— WORK TO DO —
Which lines have the string "JSON"? Copy all of them from the entries below.

####################

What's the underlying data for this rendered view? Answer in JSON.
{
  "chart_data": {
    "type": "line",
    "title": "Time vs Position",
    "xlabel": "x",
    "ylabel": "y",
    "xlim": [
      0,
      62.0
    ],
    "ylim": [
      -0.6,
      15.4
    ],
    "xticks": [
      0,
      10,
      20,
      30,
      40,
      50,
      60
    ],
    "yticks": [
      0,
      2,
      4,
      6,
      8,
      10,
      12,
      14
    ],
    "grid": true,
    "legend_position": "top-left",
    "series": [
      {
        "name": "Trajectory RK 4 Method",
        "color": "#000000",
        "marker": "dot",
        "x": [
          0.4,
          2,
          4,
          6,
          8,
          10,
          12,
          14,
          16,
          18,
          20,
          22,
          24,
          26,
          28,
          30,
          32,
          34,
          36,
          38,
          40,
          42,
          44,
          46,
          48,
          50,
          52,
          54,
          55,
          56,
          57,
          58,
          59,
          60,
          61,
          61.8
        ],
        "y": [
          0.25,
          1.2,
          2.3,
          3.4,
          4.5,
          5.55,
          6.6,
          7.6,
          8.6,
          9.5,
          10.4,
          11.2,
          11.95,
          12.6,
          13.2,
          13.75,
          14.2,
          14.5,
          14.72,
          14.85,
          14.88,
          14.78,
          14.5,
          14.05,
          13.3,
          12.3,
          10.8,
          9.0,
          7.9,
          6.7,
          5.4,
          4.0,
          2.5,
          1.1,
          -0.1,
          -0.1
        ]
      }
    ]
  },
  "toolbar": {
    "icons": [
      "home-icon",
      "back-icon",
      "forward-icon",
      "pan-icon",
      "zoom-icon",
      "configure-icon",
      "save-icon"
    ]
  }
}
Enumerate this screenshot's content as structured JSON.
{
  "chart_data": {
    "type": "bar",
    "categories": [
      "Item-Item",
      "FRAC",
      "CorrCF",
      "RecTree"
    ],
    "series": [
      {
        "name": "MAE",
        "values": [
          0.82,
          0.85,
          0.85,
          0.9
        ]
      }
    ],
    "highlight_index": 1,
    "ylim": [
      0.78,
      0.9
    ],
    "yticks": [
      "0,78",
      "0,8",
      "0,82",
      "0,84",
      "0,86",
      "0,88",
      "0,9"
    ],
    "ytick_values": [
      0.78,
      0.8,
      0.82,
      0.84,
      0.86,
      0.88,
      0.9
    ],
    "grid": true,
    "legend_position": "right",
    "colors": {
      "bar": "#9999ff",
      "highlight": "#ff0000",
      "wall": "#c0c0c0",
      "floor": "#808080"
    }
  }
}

####################

— ANSWER IN FULL —
What's the underlying data for this rendered view? Answer in JSON.
Enumerate this screenshot's content as structured JSON.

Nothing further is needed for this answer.